Every line from the one containing "OCR this image." through the end of the listing below goes in the output, exactly and without pictures.

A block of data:
= = = = = = =

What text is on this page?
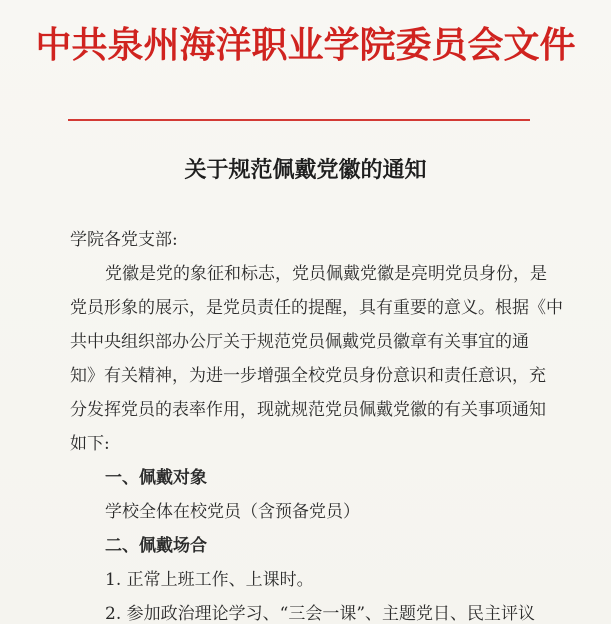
中共泉州海洋职业学院委员会文件
关于规范佩戴党徽的通知
学院各党支部:
党徽是党的象征和标志，党员佩戴党徽是亮明党员身份，是
党员形象的展示，是党员责任的提醒，具有重要的意义。根据《中
共中央组织部办公厅关于规范党员佩戴党员徽章有关事宜的通
知》有关精神，为进一步增强全校党员身份意识和责任意识，充
分发挥党员的表率作用，现就规范党员佩戴党徽的有关事项通知
如下:
一、佩戴对象
学校全体在校党员（含预备党员）
二、佩戴场合
1. 正常上班工作、上课时。
2. 参加政治理论学习、“三会一课”、主题党日、民主评议
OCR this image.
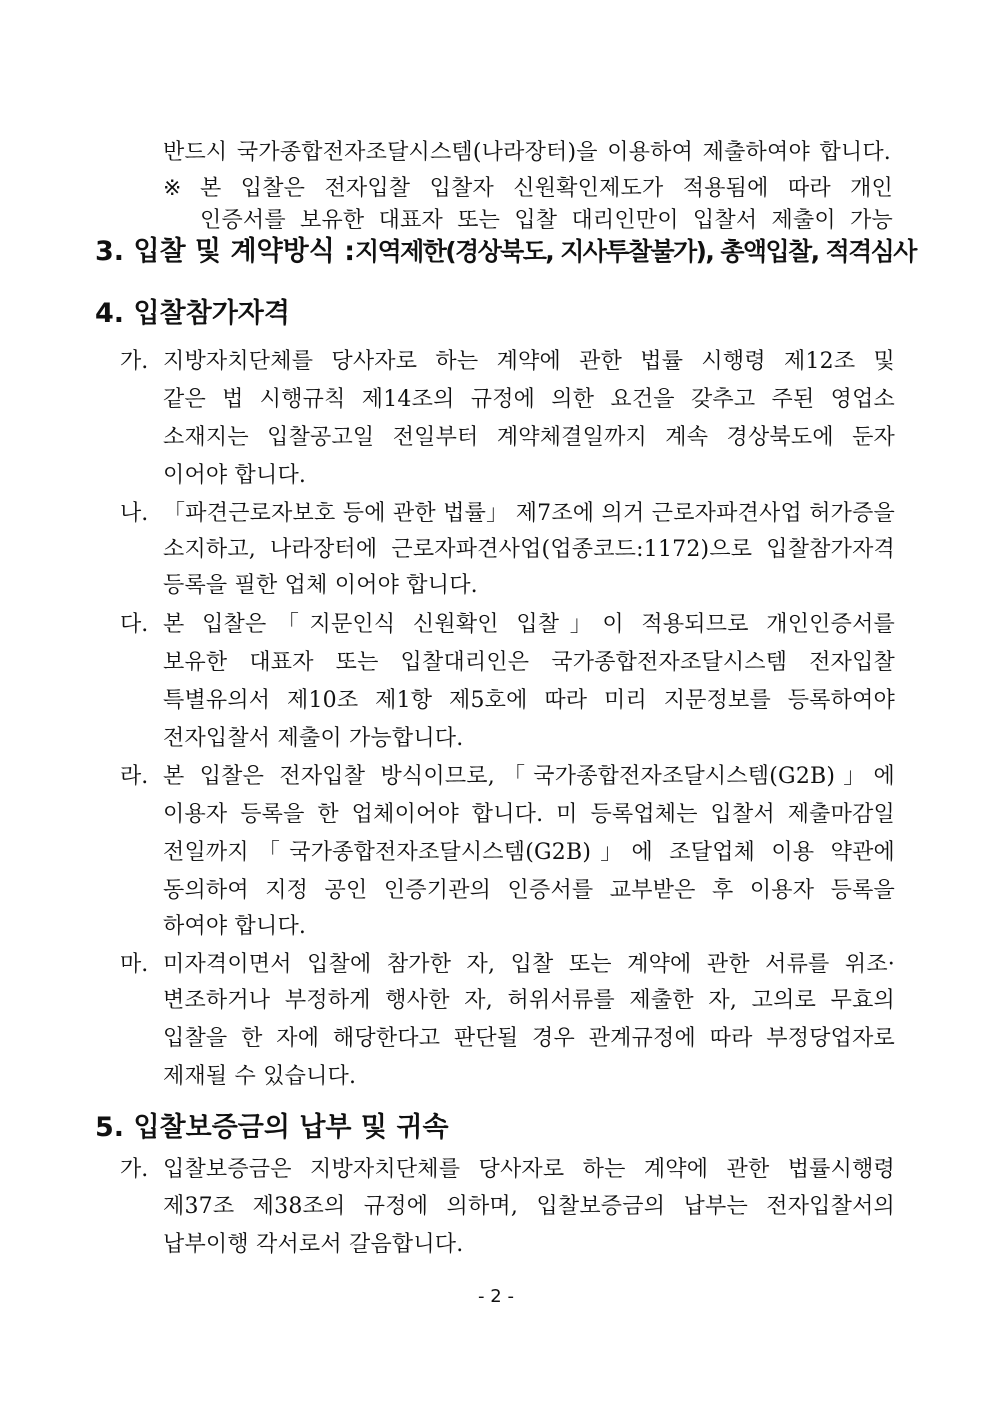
반드시 국가종합전자조달시스템(나라장터)을 이용하여 제출하여야 합니다.
※ 본 입찰은 전자입찰 입찰자 신원확인제도가 적용됨에 따라 개인
인증서를 보유한 대표자 또는 입찰 대리인만이 입찰서 제출이 가능
3. 입찰 및 계약방식 : 지역제한(경상북도, 지사투찰불가), 총액입찰, 적격심사
4. 입찰참가자격
가. 지방자치단체를 당사자로 하는 계약에 관한 법률 시행령 제12조 및
같은 법 시행규칙 제14조의 규정에 의한 요건을 갖추고 주된 영업소
소재지는 입찰공고일 전일부터 계약체결일까지 계속 경상북도에 둔자
이어야 합니다.
나. 「파견근로자보호 등에 관한 법률」 제7조에 의거 근로자파견사업 허가증을
소지하고, 나라장터에 근로자파견사업(업종코드:1172)으로 입찰참가자격
등록을 필한 업체 이어야 합니다.
다. 본 입찰은「지문인식 신원확인 입찰」이 적용되므로 개인인증서를
보유한 대표자 또는 입찰대리인은 국가종합전자조달시스템 전자입찰
특별유의서 제10조 제1항 제5호에 따라 미리 지문정보를 등록하여야
전자입찰서 제출이 가능합니다.
라. 본 입찰은 전자입찰 방식이므로,「국가종합전자조달시스템(G2B)」에
이용자 등록을 한 업체이어야 합니다. 미 등록업체는 입찰서 제출마감일
전일까지「국가종합전자조달시스템(G2B)」에 조달업체 이용 약관에
동의하여 지정 공인 인증기관의 인증서를 교부받은 후 이용자 등록을
하여야 합니다.
마. 미자격이면서 입찰에 참가한 자, 입찰 또는 계약에 관한 서류를 위조·
변조하거나 부정하게 행사한 자, 허위서류를 제출한 자, 고의로 무효의
입찰을 한 자에 해당한다고 판단될 경우 관계규정에 따라 부정당업자로
제재될 수 있습니다.
5. 입찰보증금의 납부 및 귀속
가. 입찰보증금은 지방자치단체를 당사자로 하는 계약에 관한 법률시행령
제37조 제38조의 규정에 의하며, 입찰보증금의 납부는 전자입찰서의
납부이행 각서로서 갈음합니다.
- 2 -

= = = = = = =

RESPONSE BELOW:
OCR this image.
반드시 국가종합전자조달시스템(나라장터)을 이용하여 제출하여야 합니다.
※ 본 입찰은 전자입찰 입찰자 신원확인제도가 적용됨에 따라 개인
인증서를 보유한 대표자 또는 입찰 대리인만이 입찰서 제출이 가능
3. 입찰 및 계약방식 : 지역제한(경상북도, 지사투찰불가), 총액입찰, 적격심사
4. 입찰참가자격
가. 지방자치단체를 당사자로 하는 계약에 관한 법률 시행령 제12조 및
같은 법 시행규칙 제14조의 규정에 의한 요건을 갖추고 주된 영업소
소재지는 입찰공고일 전일부터 계약체결일까지 계속 경상북도에 둔자
이어야 합니다.
나. 「파견근로자보호 등에 관한 법률」 제7조에 의거 근로자파견사업 허가증을
소지하고, 나라장터에 근로자파견사업(업종코드:1172)으로 입찰참가자격
등록을 필한 업체 이어야 합니다.
다. 본 입찰은「지문인식 신원확인 입찰」이 적용되므로 개인인증서를
보유한 대표자 또는 입찰대리인은 국가종합전자조달시스템 전자입찰
특별유의서 제10조 제1항 제5호에 따라 미리 지문정보를 등록하여야
전자입찰서 제출이 가능합니다.
라. 본 입찰은 전자입찰 방식이므로,「국가종합전자조달시스템(G2B)」에
이용자 등록을 한 업체이어야 합니다. 미 등록업체는 입찰서 제출마감일
전일까지「국가종합전자조달시스템(G2B)」에 조달업체 이용 약관에
동의하여 지정 공인 인증기관의 인증서를 교부받은 후 이용자 등록을
하여야 합니다.
마. 미자격이면서 입찰에 참가한 자, 입찰 또는 계약에 관한 서류를 위조·
변조하거나 부정하게 행사한 자, 허위서류를 제출한 자, 고의로 무효의
입찰을 한 자에 해당한다고 판단될 경우 관계규정에 따라 부정당업자로
제재될 수 있습니다.
5. 입찰보증금의 납부 및 귀속
가. 입찰보증금은 지방자치단체를 당사자로 하는 계약에 관한 법률시행령
제37조 제38조의 규정에 의하며, 입찰보증금의 납부는 전자입찰서의
납부이행 각서로서 갈음합니다.
- 2 -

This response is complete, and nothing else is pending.